:: Provided data ::
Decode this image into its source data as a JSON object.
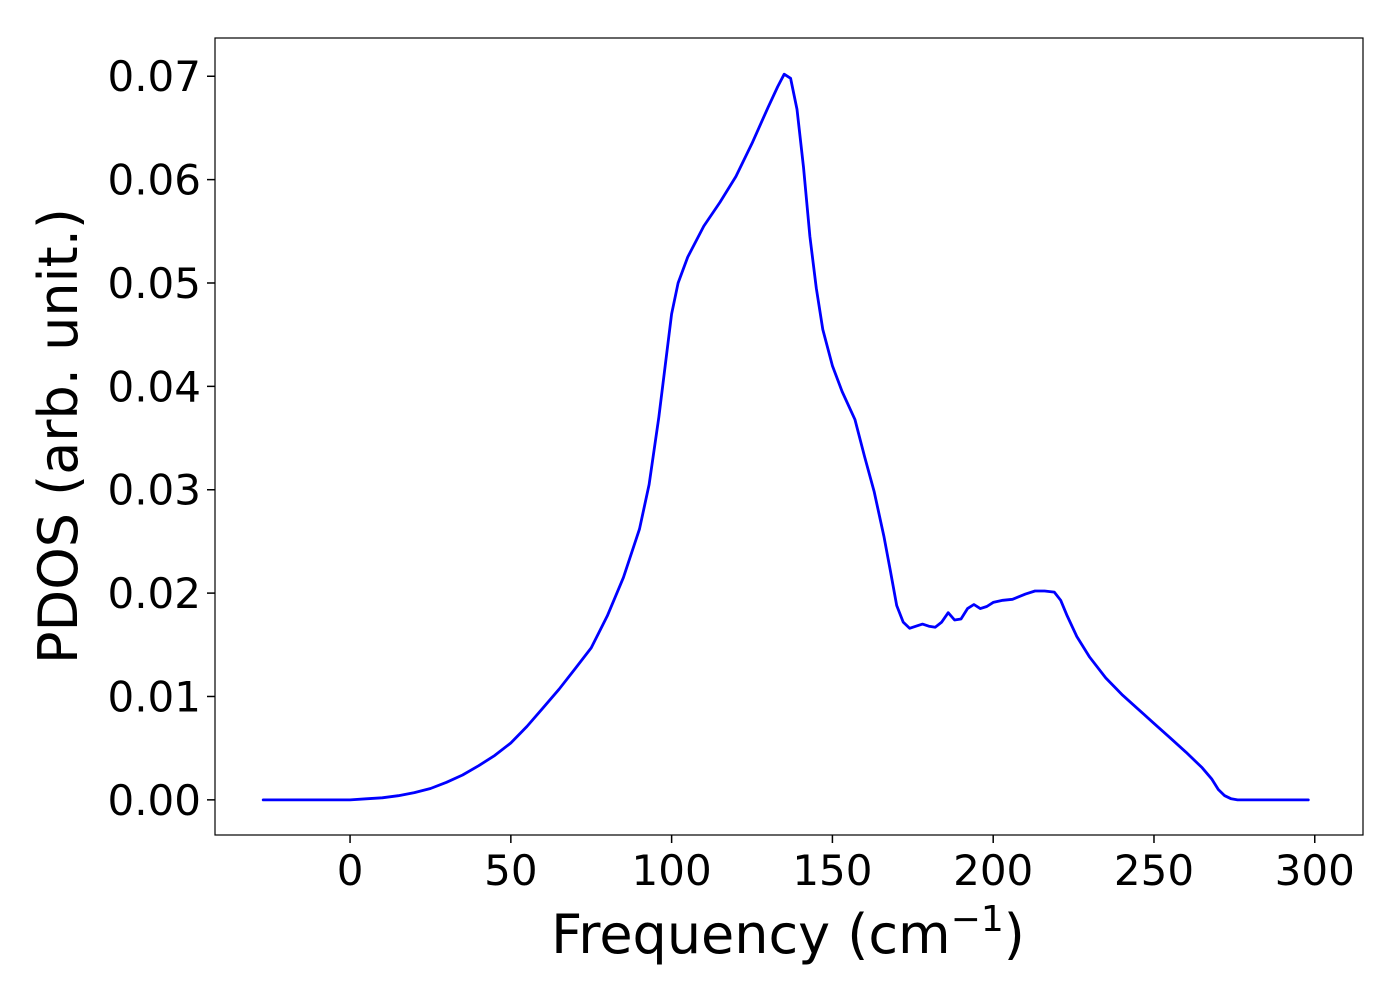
{
  "chart_data": {
    "type": "line",
    "title": "",
    "xlabel": "Frequency (cm",
    "xlabel_sup": "−1",
    "xlabel_close": ")",
    "ylabel": "PDOS (arb. unit.)",
    "xlim": [
      -42,
      315
    ],
    "ylim": [
      -0.0034,
      0.0737
    ],
    "xticks": [
      0,
      50,
      100,
      150,
      200,
      250,
      300
    ],
    "xtick_labels": [
      "0",
      "50",
      "100",
      "150",
      "200",
      "250",
      "300"
    ],
    "yticks": [
      0.0,
      0.01,
      0.02,
      0.03,
      0.04,
      0.05,
      0.06,
      0.07
    ],
    "ytick_labels": [
      "0.00",
      "0.01",
      "0.02",
      "0.03",
      "0.04",
      "0.05",
      "0.06",
      "0.07"
    ],
    "grid": false,
    "legend": false,
    "series": [
      {
        "color": "#0000ff",
        "x": [
          -27,
          -10,
          0,
          5,
          10,
          15,
          20,
          25,
          30,
          35,
          40,
          45,
          50,
          55,
          60,
          65,
          70,
          75,
          80,
          85,
          90,
          93,
          96,
          98,
          100,
          102,
          105,
          110,
          115,
          120,
          125,
          130,
          133,
          135,
          137,
          139,
          141,
          143,
          145,
          147,
          150,
          153,
          157,
          160,
          163,
          166,
          168,
          170,
          172,
          174,
          176,
          178,
          180,
          182,
          184,
          186,
          188,
          190,
          192,
          194,
          196,
          198,
          200,
          203,
          206,
          210,
          213,
          216,
          219,
          221,
          223,
          226,
          230,
          235,
          240,
          245,
          250,
          255,
          260,
          265,
          268,
          270,
          272,
          274,
          276,
          280,
          290,
          298
        ],
        "y": [
          0.0,
          0.0,
          0.0,
          0.0001,
          0.0002,
          0.0004,
          0.0007,
          0.0011,
          0.0017,
          0.0024,
          0.0033,
          0.0043,
          0.0055,
          0.0071,
          0.0089,
          0.0107,
          0.0127,
          0.0147,
          0.0178,
          0.0215,
          0.0262,
          0.0305,
          0.037,
          0.042,
          0.047,
          0.05,
          0.0525,
          0.0555,
          0.0578,
          0.0603,
          0.0635,
          0.067,
          0.069,
          0.0702,
          0.0698,
          0.0668,
          0.0612,
          0.0545,
          0.0495,
          0.0455,
          0.042,
          0.0395,
          0.0368,
          0.0332,
          0.0298,
          0.0255,
          0.0222,
          0.0188,
          0.0172,
          0.0166,
          0.0168,
          0.017,
          0.0168,
          0.0167,
          0.0172,
          0.0181,
          0.0174,
          0.0175,
          0.0185,
          0.0189,
          0.0185,
          0.0187,
          0.0191,
          0.0193,
          0.0194,
          0.0199,
          0.0202,
          0.0202,
          0.0201,
          0.0193,
          0.0178,
          0.0158,
          0.0138,
          0.0118,
          0.0102,
          0.0088,
          0.0074,
          0.006,
          0.0046,
          0.0031,
          0.002,
          0.001,
          0.0004,
          0.0001,
          0.0,
          0.0,
          0.0,
          0.0
        ]
      }
    ]
  }
}
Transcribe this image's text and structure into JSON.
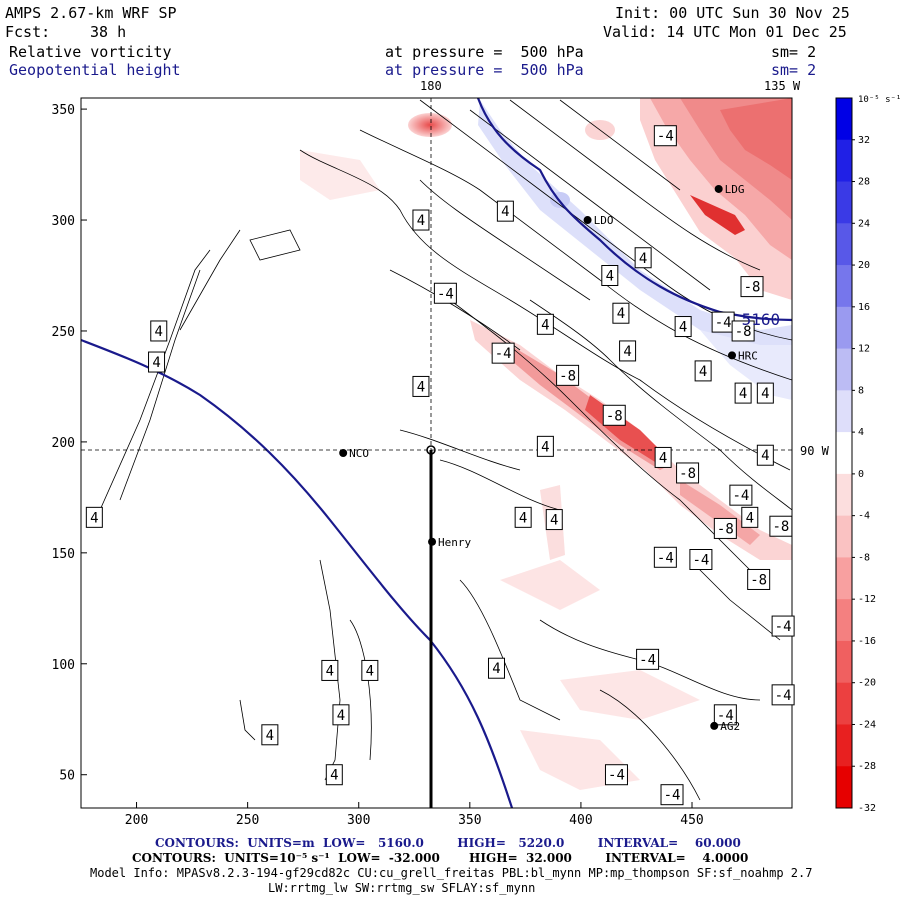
{
  "header": {
    "model": "AMPS 2.67-km WRF SP",
    "init": "Init: 00 UTC Sun 30 Nov 25",
    "fcst_label": "Fcst:",
    "fcst_value": "38 h",
    "valid": "Valid: 14 UTC Mon 01 Dec 25",
    "field1": {
      "name": "Relative vorticity",
      "level": "at pressure =  500 hPa",
      "smooth": "sm= 2"
    },
    "field2": {
      "name": "Geopotential height",
      "level": "at pressure =  500 hPa",
      "smooth": "sm= 2"
    }
  },
  "map_labels": {
    "meridian_top": "180",
    "meridian_top_right": "135 W",
    "meridian_right": "90 W"
  },
  "stations": [
    {
      "name": "NCO",
      "x": 293,
      "y": 195
    },
    {
      "name": "Henry",
      "x": 333,
      "y": 155
    },
    {
      "name": "AG2",
      "x": 460,
      "y": 72
    },
    {
      "name": "HRC",
      "x": 468,
      "y": 239
    },
    {
      "name": "LDG",
      "x": 462,
      "y": 314
    },
    {
      "name": "LDO",
      "x": 403,
      "y": 300
    }
  ],
  "chart_data": {
    "type": "heatmap",
    "x_ticks": [
      "200",
      "250",
      "300",
      "350",
      "400",
      "450"
    ],
    "y_ticks": [
      "50",
      "100",
      "150",
      "200",
      "250",
      "300",
      "350"
    ],
    "xlim": [
      175,
      495
    ],
    "ylim": [
      35,
      355
    ],
    "contour_labels": [
      {
        "v": "4",
        "x": 210,
        "y": 250
      },
      {
        "v": "4",
        "x": 209,
        "y": 236
      },
      {
        "v": "4",
        "x": 181,
        "y": 166
      },
      {
        "v": "4",
        "x": 328,
        "y": 300
      },
      {
        "v": "4",
        "x": 328,
        "y": 225
      },
      {
        "v": "-4",
        "x": 339,
        "y": 267
      },
      {
        "v": "4",
        "x": 366,
        "y": 304
      },
      {
        "v": "-4",
        "x": 365,
        "y": 240
      },
      {
        "v": "4",
        "x": 384,
        "y": 253
      },
      {
        "v": "4",
        "x": 384,
        "y": 198
      },
      {
        "v": "4",
        "x": 388,
        "y": 165
      },
      {
        "v": "-8",
        "x": 394,
        "y": 230
      },
      {
        "v": "4",
        "x": 413,
        "y": 275
      },
      {
        "v": "4",
        "x": 418,
        "y": 258
      },
      {
        "v": "4",
        "x": 421,
        "y": 241
      },
      {
        "v": "4",
        "x": 428,
        "y": 283
      },
      {
        "v": "-8",
        "x": 415,
        "y": 212
      },
      {
        "v": "4",
        "x": 446,
        "y": 252
      },
      {
        "v": "-4",
        "x": 438,
        "y": 338
      },
      {
        "v": "4",
        "x": 437,
        "y": 193
      },
      {
        "v": "-8",
        "x": 448,
        "y": 186
      },
      {
        "v": "-4",
        "x": 464,
        "y": 254
      },
      {
        "v": "4",
        "x": 455,
        "y": 232
      },
      {
        "v": "-8",
        "x": 465,
        "y": 161
      },
      {
        "v": "-4",
        "x": 472,
        "y": 176
      },
      {
        "v": "4",
        "x": 476,
        "y": 166
      },
      {
        "v": "-8",
        "x": 473,
        "y": 250
      },
      {
        "v": "-8",
        "x": 477,
        "y": 270
      },
      {
        "v": "4",
        "x": 473,
        "y": 222
      },
      {
        "v": "4",
        "x": 483,
        "y": 222
      },
      {
        "v": "4",
        "x": 483,
        "y": 194
      },
      {
        "v": "-4",
        "x": 438,
        "y": 148
      },
      {
        "v": "-4",
        "x": 454,
        "y": 147
      },
      {
        "v": "4",
        "x": 374,
        "y": 166
      },
      {
        "v": "-8",
        "x": 480,
        "y": 138
      },
      {
        "v": "-8",
        "x": 490,
        "y": 162
      },
      {
        "v": "-4",
        "x": 491,
        "y": 117
      },
      {
        "v": "-4",
        "x": 491,
        "y": 86
      },
      {
        "v": "-4",
        "x": 430,
        "y": 102
      },
      {
        "v": "4",
        "x": 362,
        "y": 98
      },
      {
        "v": "4",
        "x": 287,
        "y": 97
      },
      {
        "v": "4",
        "x": 305,
        "y": 97
      },
      {
        "v": "4",
        "x": 292,
        "y": 77
      },
      {
        "v": "4",
        "x": 260,
        "y": 68
      },
      {
        "v": "4",
        "x": 289,
        "y": 50
      },
      {
        "v": "-4",
        "x": 465,
        "y": 77
      },
      {
        "v": "-4",
        "x": 416,
        "y": 50
      },
      {
        "v": "-4",
        "x": 441,
        "y": 41
      },
      {
        "v": "5160",
        "x": 481,
        "y": 255
      }
    ],
    "colorbar": {
      "unit": "10⁻⁵ s⁻¹",
      "ticks": [
        "32",
        "28",
        "24",
        "20",
        "16",
        "12",
        "8",
        "4",
        "0",
        "-4",
        "-8",
        "-12",
        "-16",
        "-20",
        "-24",
        "-28",
        "-32"
      ],
      "colors": [
        "#0000e6",
        "#2020e6",
        "#3a3ae6",
        "#5858e8",
        "#7676ec",
        "#9a9af0",
        "#bcbcf4",
        "#dedefa",
        "#ffffff",
        "#fcdede",
        "#fac2c2",
        "#f8a0a0",
        "#f48080",
        "#f06060",
        "#ec4040",
        "#e82020",
        "#e60000"
      ]
    },
    "contours1": {
      "units": "m",
      "low": "5160.0",
      "high": "5220.0",
      "interval": "60.000"
    },
    "contours2": {
      "units": "10⁻⁵ s⁻¹",
      "low": "-32.000",
      "high": "32.000",
      "interval": "4.0000"
    }
  },
  "footer": {
    "c1": "CONTOURS:  UNITS=m  LOW=   5160.0        HIGH=   5220.0        INTERVAL=    60.000",
    "c2": "CONTOURS:  UNITS=10⁻⁵ s⁻¹  LOW=  -32.000       HIGH=  32.000        INTERVAL=    4.0000",
    "info1": "Model Info: MPASv8.2.3-194-gf29cd82c CU:cu_grell_freitas PBL:bl_mynn MP:mp_thompson SF:sf_noahmp 2.7",
    "info2": "LW:rrtmg_lw SW:rrtmg_sw SFLAY:sf_mynn"
  }
}
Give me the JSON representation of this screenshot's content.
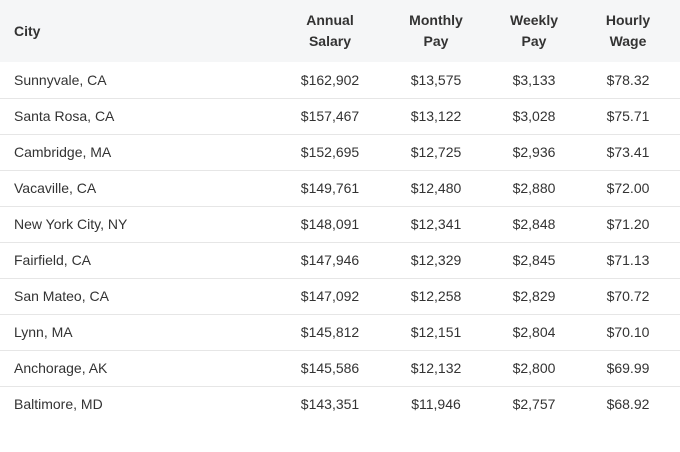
{
  "table": {
    "headers": {
      "city": "City",
      "annual": [
        "Annual",
        "Salary"
      ],
      "monthly": [
        "Monthly",
        "Pay"
      ],
      "weekly": [
        "Weekly",
        "Pay"
      ],
      "hourly": [
        "Hourly",
        "Wage"
      ]
    },
    "rows": [
      {
        "city": "Sunnyvale, CA",
        "annual": "$162,902",
        "monthly": "$13,575",
        "weekly": "$3,133",
        "hourly": "$78.32"
      },
      {
        "city": "Santa Rosa, CA",
        "annual": "$157,467",
        "monthly": "$13,122",
        "weekly": "$3,028",
        "hourly": "$75.71"
      },
      {
        "city": "Cambridge, MA",
        "annual": "$152,695",
        "monthly": "$12,725",
        "weekly": "$2,936",
        "hourly": "$73.41"
      },
      {
        "city": "Vacaville, CA",
        "annual": "$149,761",
        "monthly": "$12,480",
        "weekly": "$2,880",
        "hourly": "$72.00"
      },
      {
        "city": "New York City, NY",
        "annual": "$148,091",
        "monthly": "$12,341",
        "weekly": "$2,848",
        "hourly": "$71.20"
      },
      {
        "city": "Fairfield, CA",
        "annual": "$147,946",
        "monthly": "$12,329",
        "weekly": "$2,845",
        "hourly": "$71.13"
      },
      {
        "city": "San Mateo, CA",
        "annual": "$147,092",
        "monthly": "$12,258",
        "weekly": "$2,829",
        "hourly": "$70.72"
      },
      {
        "city": "Lynn, MA",
        "annual": "$145,812",
        "monthly": "$12,151",
        "weekly": "$2,804",
        "hourly": "$70.10"
      },
      {
        "city": "Anchorage, AK",
        "annual": "$145,586",
        "monthly": "$12,132",
        "weekly": "$2,800",
        "hourly": "$69.99"
      },
      {
        "city": "Baltimore, MD",
        "annual": "$143,351",
        "monthly": "$11,946",
        "weekly": "$2,757",
        "hourly": "$68.92"
      }
    ]
  }
}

:: What is expected ::
Copy each line from the data above that includes "this".

:: Solution to the exercise ::
Decode this image into its source data as a JSON object.
Transcribe this image's text and structure into JSON.
Give me the JSON representation of this screenshot's content.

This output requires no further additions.